Problems to solve >>
1 > Reproduce word for word the part of the post on anorexia recovery starting with "All through February" and going on through "for fat loss)".
2 > Answer these questions from the post on anorexia recovery:
(a) How many miles a day was the writer running while gaining weight?
(b) What waist measurement is given for the time before anorexia?
(c) What UK trouser size does the writer refuse to buy?
3 > Extend the post on anorexia recovery, picking up right after its final sentence.

*** Opening of Extract ***

I haven't had a period in 2 years. I have been recovering for 11mojths now. For the first 6 months in ate a lot, 2500-3000 calories.. Then I woke up one day, fat. My anorexia was starvation and extreme exercise. During the first 6 months I did not exercise. Then in December I joined a gym, I wanted to be a size 6 by my birthday, February 14th. I didn't lose, I actually gained, despite running 7 miles a day.
All through February and March I didn't go the gym. Again I gained.
I am overweight by 1 point of a centile. I've never been this heavy.
I'm back at the gym, weightlifting and playing squash... Haven't ate junk food, been eating 900-1150 a day (1150 being my bmr for fat loss)
Before anorexia I was:
Waist:27
Hips:33

During anorexia:
Waist: 23
Hips:!29

Now:
Waist 29
Hips: 36

I hate my current body.
However I want to live, enjoy nights out, go the cinema. Anorexia destroyed my life. It still has, I quit my job because my UK size 10 trousers are too tight and I refuse to buy a UK size 12.

*** Close of Extract ***
*** Opening of Provided information ***

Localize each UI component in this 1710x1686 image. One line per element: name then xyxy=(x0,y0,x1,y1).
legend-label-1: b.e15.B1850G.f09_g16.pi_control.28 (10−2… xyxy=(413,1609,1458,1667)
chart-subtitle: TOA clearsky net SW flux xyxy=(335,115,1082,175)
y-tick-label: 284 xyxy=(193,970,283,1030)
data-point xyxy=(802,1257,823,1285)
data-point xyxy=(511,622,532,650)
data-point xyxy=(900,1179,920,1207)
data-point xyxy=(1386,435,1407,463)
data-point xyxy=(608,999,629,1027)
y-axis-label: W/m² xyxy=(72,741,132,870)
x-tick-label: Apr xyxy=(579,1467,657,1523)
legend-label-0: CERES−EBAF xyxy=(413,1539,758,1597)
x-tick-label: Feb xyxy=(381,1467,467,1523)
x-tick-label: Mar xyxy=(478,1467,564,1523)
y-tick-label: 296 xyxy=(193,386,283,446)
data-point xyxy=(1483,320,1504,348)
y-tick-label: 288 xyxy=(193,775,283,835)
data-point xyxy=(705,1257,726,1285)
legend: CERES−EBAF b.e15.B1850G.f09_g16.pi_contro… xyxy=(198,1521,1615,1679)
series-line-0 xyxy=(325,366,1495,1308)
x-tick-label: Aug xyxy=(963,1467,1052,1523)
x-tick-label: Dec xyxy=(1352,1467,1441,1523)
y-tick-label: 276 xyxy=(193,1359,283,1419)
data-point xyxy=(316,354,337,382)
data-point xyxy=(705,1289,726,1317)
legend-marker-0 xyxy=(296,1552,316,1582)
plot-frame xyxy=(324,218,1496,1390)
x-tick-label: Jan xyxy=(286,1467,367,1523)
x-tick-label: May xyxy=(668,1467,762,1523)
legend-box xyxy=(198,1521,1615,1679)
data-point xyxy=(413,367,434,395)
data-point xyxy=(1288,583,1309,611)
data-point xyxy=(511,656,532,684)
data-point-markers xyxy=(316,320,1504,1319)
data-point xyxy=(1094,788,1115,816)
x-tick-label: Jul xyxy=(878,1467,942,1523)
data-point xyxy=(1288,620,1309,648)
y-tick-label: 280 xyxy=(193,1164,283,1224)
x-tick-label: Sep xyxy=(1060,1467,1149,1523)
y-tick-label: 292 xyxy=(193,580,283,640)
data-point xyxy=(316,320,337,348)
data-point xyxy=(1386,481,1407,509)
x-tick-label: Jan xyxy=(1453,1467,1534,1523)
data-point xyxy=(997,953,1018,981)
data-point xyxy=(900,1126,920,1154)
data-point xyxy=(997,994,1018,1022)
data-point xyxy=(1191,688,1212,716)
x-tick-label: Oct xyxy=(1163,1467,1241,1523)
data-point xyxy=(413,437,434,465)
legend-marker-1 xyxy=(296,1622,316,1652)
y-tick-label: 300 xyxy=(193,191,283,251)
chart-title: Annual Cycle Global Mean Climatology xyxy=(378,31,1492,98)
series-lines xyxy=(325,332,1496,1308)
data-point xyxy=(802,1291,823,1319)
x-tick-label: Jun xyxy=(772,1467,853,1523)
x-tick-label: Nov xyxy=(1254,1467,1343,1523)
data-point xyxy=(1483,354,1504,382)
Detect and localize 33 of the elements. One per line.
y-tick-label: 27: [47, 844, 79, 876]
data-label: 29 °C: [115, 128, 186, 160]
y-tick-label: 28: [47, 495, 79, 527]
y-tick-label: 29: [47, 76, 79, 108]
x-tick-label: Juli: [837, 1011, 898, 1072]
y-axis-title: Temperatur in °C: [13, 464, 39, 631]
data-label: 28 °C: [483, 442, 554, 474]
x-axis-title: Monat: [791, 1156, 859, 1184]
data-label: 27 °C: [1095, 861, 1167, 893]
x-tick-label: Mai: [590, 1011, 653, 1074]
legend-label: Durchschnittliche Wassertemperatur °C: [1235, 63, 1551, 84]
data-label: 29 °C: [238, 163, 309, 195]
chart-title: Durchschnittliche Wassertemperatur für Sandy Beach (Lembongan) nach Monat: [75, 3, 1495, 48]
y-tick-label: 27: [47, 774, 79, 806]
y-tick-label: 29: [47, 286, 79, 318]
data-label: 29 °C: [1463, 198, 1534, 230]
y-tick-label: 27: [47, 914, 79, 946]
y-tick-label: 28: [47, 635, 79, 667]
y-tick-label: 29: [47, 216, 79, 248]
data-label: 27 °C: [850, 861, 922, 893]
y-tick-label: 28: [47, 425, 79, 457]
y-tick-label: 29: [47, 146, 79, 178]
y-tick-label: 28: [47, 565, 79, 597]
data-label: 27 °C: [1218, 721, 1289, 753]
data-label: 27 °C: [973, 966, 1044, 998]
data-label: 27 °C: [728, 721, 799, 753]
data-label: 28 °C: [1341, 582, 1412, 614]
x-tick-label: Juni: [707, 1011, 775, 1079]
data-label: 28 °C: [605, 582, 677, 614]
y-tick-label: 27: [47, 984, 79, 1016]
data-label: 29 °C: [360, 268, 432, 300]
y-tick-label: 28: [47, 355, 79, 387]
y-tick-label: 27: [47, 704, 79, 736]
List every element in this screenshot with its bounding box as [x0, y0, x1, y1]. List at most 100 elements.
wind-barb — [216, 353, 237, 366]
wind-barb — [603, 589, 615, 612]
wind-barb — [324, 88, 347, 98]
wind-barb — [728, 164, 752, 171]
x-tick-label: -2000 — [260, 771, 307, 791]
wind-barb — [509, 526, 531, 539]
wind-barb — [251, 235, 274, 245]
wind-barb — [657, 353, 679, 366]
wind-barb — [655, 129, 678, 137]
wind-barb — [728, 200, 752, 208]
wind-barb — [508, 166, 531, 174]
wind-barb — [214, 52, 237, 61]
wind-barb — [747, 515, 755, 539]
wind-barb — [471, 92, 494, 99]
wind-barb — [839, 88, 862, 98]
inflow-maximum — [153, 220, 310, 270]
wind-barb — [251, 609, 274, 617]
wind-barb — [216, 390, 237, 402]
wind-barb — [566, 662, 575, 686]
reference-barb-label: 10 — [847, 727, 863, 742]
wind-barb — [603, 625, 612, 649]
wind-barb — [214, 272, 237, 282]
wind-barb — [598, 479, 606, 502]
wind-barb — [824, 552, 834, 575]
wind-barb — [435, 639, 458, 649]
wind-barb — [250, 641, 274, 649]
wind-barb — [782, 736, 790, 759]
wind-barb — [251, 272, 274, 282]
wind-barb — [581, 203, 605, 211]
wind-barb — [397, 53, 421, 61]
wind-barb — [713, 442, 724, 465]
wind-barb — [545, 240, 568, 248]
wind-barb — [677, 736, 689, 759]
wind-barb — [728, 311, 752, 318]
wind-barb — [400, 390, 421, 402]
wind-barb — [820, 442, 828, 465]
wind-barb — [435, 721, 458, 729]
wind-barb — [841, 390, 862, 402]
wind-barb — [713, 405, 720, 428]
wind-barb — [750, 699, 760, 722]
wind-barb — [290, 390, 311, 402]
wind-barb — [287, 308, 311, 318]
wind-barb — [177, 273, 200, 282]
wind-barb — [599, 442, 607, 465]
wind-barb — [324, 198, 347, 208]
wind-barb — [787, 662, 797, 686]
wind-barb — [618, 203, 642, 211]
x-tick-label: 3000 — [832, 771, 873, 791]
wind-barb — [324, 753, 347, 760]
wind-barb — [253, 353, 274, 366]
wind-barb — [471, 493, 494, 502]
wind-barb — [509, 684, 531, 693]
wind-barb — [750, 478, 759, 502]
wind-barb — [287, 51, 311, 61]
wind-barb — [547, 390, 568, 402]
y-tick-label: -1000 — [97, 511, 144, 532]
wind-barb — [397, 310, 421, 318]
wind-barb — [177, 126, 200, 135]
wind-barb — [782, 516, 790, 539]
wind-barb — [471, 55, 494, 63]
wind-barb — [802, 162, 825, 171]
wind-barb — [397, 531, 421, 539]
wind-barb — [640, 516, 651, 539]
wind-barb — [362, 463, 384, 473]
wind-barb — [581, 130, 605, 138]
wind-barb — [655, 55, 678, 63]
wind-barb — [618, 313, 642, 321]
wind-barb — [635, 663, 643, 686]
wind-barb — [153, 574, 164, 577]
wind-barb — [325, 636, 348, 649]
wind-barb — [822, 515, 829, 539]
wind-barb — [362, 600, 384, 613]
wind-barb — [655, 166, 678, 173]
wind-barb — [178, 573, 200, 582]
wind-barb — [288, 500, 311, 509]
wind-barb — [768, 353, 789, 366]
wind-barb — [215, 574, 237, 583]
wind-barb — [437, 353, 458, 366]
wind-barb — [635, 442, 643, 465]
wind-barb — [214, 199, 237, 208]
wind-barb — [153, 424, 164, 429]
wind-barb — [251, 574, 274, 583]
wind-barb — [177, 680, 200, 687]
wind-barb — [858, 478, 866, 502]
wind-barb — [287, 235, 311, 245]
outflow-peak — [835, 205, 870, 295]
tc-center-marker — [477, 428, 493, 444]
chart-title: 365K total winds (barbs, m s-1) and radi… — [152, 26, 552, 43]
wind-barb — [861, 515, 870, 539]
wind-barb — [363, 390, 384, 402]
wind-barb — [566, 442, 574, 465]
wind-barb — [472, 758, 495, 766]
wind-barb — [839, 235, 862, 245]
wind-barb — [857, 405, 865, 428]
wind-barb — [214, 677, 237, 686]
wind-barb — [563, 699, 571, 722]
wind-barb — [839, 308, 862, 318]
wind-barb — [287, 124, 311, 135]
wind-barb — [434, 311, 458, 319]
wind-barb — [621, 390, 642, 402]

*** Close of Provided information ***

Answers to each task >>
1 >
All through February and March I didn't go the gym. Again I gained.
I am overweight by 1 point of a centile. I've never been this heavy.
I'm back at the gym, weightlifting and playing squash... Haven't ate junk food, been eating 900-1150 a day (1150 being my bmr for fat loss)

2 >
(a) 7 miles a day
(b) 27
(c) UK size 12

3 >
My want to be skinny, anorexia wants me to be skinny but I won't allow me to destroy myself again. I wNt my friends back.
After all what are a UK size 6 pants if I have nowhere to go in them or the energy to move in them??..
However I am not saying I don't want a size 6 to fit again I'm just saying diet and moderate exercise will get me there so I look fit, slim, tight and toned. Not skinny,sunken,withdrawn and alone. Anorexia is a lonely illness. She becomes your only friend and only person who understands you. That's because she wants you to die because then she has won. I won't allow her to win.
Still no periods, my blood tests have came back ok and my weight keeps splurging everyday I fight the urge not to restrict again. Besides on the days I do restrict the next day I'm so bloated and weigh more? Anyone else experience this??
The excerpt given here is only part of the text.